What you need to do
Every line below is to be copied exactly, with the pictures left out.

Supplied material
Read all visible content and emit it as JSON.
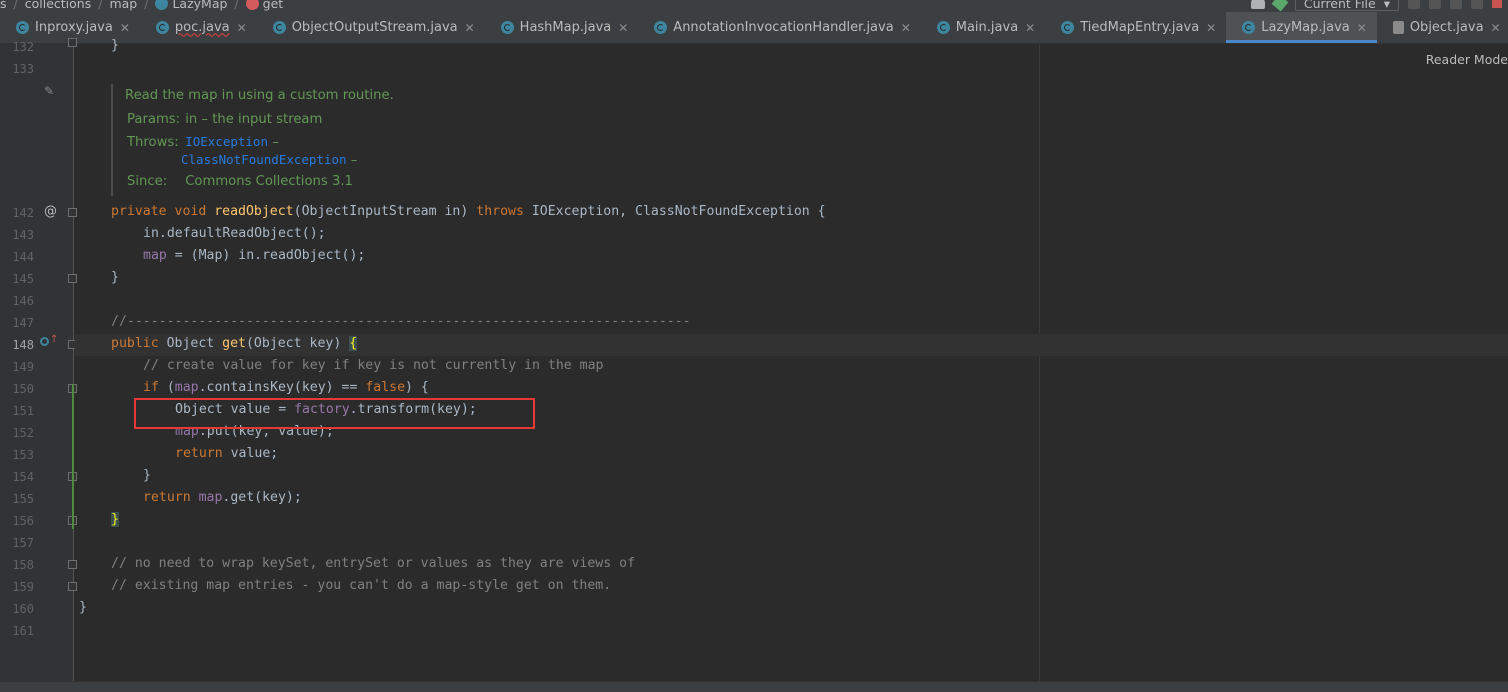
{
  "breadcrumb": {
    "items": [
      "s",
      "collections",
      "map",
      "LazyMap",
      "get"
    ]
  },
  "toolbar": {
    "run_config": "Current File"
  },
  "tabs": [
    {
      "label": "Inproxy.java",
      "active": false,
      "error": false
    },
    {
      "label": "poc.java",
      "active": false,
      "error": true
    },
    {
      "label": "ObjectOutputStream.java",
      "active": false,
      "error": false
    },
    {
      "label": "HashMap.java",
      "active": false,
      "error": false
    },
    {
      "label": "AnnotationInvocationHandler.java",
      "active": false,
      "error": false
    },
    {
      "label": "Main.java",
      "active": false,
      "error": false
    },
    {
      "label": "TiedMapEntry.java",
      "active": false,
      "error": false
    },
    {
      "label": "LazyMap.java",
      "active": true,
      "error": false
    },
    {
      "label": "Object.java",
      "active": false,
      "error": false
    }
  ],
  "editor": {
    "reader_mode_label": "Reader Mode",
    "left_edge_char": "ct",
    "doc": {
      "summary": "Read the map in using a custom routine.",
      "params_label": "Params:",
      "params_value": "in – the input stream",
      "throws_label": "Throws:",
      "throws_1": "IOException",
      "throws_2": "ClassNotFoundException",
      "throws_dash": " –",
      "since_label": "Since:",
      "since_value": "Commons Collections 3.1"
    },
    "line_numbers": [
      "132",
      "133",
      "142",
      "143",
      "144",
      "145",
      "146",
      "147",
      "148",
      "149",
      "150",
      "151",
      "152",
      "153",
      "154",
      "155",
      "156",
      "157",
      "158",
      "159",
      "160",
      "161"
    ],
    "code": {
      "l132": "}",
      "l142_kw1": "private void ",
      "l142_fn": "readObject",
      "l142_rest1": "(ObjectInputStream in) ",
      "l142_kw2": "throws ",
      "l142_rest2": "IOException, ClassNotFoundException {",
      "l143": "in.defaultReadObject();",
      "l144_fld": "map",
      "l144_rest": " = (Map) in.readObject();",
      "l145": "}",
      "l147": "//-----------------------------------------------------------------------",
      "l148_kw": "public ",
      "l148_rest1": "Object ",
      "l148_fn": "get",
      "l148_rest2": "(Object key) ",
      "l148_brace": "{",
      "l149": "// create value for key if key is not currently in the map",
      "l150_kw": "if ",
      "l150_p1": "(",
      "l150_fld": "map",
      "l150_p2": ".containsKey(key) == ",
      "l150_kw2": "false",
      "l150_p3": ") {",
      "l151_p1": "Object value = ",
      "l151_fld": "factory",
      "l151_p2": ".transform(key);",
      "l152_fld": "map",
      "l152_rest": ".put(key, value);",
      "l153_kw": "return ",
      "l153_rest": "value;",
      "l154": "}",
      "l155_kw": "return ",
      "l155_fld": "map",
      "l155_rest": ".get(key);",
      "l156": "}",
      "l158": "// no need to wrap keySet, entrySet or values as they are views of",
      "l159": "// existing map entries - you can't do a map-style get on them.",
      "l160": "}"
    }
  }
}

Solved exercise
Read all visible content and emit it as JSON.
{
  "breadcrumb": {
    "items": [
      "s",
      "collections",
      "map",
      "LazyMap",
      "get"
    ]
  },
  "toolbar": {
    "run_config": "Current File"
  },
  "tabs": [
    {
      "label": "Inproxy.java",
      "active": false,
      "error": false
    },
    {
      "label": "poc.java",
      "active": false,
      "error": true
    },
    {
      "label": "ObjectOutputStream.java",
      "active": false,
      "error": false
    },
    {
      "label": "HashMap.java",
      "active": false,
      "error": false
    },
    {
      "label": "AnnotationInvocationHandler.java",
      "active": false,
      "error": false
    },
    {
      "label": "Main.java",
      "active": false,
      "error": false
    },
    {
      "label": "TiedMapEntry.java",
      "active": false,
      "error": false
    },
    {
      "label": "LazyMap.java",
      "active": true,
      "error": false
    },
    {
      "label": "Object.java",
      "active": false,
      "error": false
    }
  ],
  "editor": {
    "reader_mode_label": "Reader Mode",
    "left_edge_char": "ct",
    "doc": {
      "summary": "Read the map in using a custom routine.",
      "params_label": "Params:",
      "params_value": "in – the input stream",
      "throws_label": "Throws:",
      "throws_1": "IOException",
      "throws_2": "ClassNotFoundException",
      "throws_dash": " –",
      "since_label": "Since:",
      "since_value": "Commons Collections 3.1"
    },
    "line_numbers": [
      "132",
      "133",
      "142",
      "143",
      "144",
      "145",
      "146",
      "147",
      "148",
      "149",
      "150",
      "151",
      "152",
      "153",
      "154",
      "155",
      "156",
      "157",
      "158",
      "159",
      "160",
      "161"
    ],
    "code": {
      "l132": "}",
      "l142_kw1": "private void ",
      "l142_fn": "readObject",
      "l142_rest1": "(ObjectInputStream in) ",
      "l142_kw2": "throws ",
      "l142_rest2": "IOException, ClassNotFoundException {",
      "l143": "in.defaultReadObject();",
      "l144_fld": "map",
      "l144_rest": " = (Map) in.readObject();",
      "l145": "}",
      "l147": "//-----------------------------------------------------------------------",
      "l148_kw": "public ",
      "l148_rest1": "Object ",
      "l148_fn": "get",
      "l148_rest2": "(Object key) ",
      "l148_brace": "{",
      "l149": "// create value for key if key is not currently in the map",
      "l150_kw": "if ",
      "l150_p1": "(",
      "l150_fld": "map",
      "l150_p2": ".containsKey(key) == ",
      "l150_kw2": "false",
      "l150_p3": ") {",
      "l151_p1": "Object value = ",
      "l151_fld": "factory",
      "l151_p2": ".transform(key);",
      "l152_fld": "map",
      "l152_rest": ".put(key, value);",
      "l153_kw": "return ",
      "l153_rest": "value;",
      "l154": "}",
      "l155_kw": "return ",
      "l155_fld": "map",
      "l155_rest": ".get(key);",
      "l156": "}",
      "l158": "// no need to wrap keySet, entrySet or values as they are views of",
      "l159": "// existing map entries - you can't do a map-style get on them.",
      "l160": "}"
    }
  }
}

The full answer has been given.